> EXERCISE MATERIALS
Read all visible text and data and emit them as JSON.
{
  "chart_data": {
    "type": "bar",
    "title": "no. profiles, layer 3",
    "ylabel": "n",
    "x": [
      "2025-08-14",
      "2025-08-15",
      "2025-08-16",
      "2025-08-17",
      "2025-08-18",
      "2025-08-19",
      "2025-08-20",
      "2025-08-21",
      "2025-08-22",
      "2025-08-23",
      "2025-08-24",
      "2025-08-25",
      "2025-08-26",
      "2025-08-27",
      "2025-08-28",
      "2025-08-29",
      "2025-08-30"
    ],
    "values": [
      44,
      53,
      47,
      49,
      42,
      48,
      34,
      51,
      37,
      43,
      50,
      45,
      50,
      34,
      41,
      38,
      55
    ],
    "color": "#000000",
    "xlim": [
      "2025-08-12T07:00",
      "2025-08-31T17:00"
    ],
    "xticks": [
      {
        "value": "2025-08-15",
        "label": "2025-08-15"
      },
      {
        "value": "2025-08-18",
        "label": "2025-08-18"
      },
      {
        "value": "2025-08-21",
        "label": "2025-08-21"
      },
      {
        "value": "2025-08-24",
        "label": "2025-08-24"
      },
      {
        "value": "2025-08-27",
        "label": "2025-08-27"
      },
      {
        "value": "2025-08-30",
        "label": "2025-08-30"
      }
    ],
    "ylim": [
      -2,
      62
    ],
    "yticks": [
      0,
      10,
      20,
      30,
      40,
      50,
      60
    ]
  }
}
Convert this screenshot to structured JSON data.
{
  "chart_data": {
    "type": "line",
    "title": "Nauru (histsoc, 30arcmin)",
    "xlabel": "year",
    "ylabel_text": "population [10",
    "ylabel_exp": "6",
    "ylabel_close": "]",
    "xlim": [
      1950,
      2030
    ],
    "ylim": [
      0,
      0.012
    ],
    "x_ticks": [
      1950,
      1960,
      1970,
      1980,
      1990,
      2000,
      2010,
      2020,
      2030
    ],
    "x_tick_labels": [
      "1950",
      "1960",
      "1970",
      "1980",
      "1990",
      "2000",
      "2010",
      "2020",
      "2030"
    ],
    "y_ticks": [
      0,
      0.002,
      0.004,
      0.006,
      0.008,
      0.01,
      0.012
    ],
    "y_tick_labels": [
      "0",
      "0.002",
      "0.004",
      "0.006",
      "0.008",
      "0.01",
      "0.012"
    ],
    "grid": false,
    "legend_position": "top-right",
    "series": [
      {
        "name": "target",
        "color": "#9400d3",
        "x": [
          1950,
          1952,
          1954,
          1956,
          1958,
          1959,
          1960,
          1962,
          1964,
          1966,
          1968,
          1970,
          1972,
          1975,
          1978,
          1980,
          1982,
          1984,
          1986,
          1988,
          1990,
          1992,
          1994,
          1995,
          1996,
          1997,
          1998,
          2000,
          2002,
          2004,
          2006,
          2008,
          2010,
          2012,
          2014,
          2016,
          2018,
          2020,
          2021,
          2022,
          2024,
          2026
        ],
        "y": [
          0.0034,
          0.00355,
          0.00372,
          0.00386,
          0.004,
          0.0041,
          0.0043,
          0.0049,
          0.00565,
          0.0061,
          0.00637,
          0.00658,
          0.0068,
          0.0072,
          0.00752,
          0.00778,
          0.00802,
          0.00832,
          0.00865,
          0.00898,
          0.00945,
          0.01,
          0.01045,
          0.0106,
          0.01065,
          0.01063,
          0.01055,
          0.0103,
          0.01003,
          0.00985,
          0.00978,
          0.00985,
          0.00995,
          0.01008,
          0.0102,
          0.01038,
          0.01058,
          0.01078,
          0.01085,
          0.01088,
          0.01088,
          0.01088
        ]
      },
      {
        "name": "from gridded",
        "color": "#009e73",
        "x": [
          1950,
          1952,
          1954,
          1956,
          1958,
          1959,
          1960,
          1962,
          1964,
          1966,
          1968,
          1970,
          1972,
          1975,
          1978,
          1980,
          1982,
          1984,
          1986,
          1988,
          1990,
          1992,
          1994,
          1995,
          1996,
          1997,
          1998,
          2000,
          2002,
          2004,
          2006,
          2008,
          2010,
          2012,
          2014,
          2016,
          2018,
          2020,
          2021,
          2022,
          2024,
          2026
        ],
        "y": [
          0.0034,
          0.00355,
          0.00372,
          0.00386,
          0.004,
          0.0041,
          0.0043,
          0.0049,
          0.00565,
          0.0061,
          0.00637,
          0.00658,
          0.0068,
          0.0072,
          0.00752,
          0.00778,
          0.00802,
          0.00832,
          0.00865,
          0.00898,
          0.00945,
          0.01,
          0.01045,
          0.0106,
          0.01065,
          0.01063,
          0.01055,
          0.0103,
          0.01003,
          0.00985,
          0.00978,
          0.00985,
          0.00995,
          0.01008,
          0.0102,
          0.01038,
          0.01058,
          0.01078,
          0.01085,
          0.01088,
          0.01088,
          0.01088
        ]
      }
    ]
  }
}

> AIM
Indicate how many lines of the material include the word "color"; the number alone is required.

> THE RESPONSE
3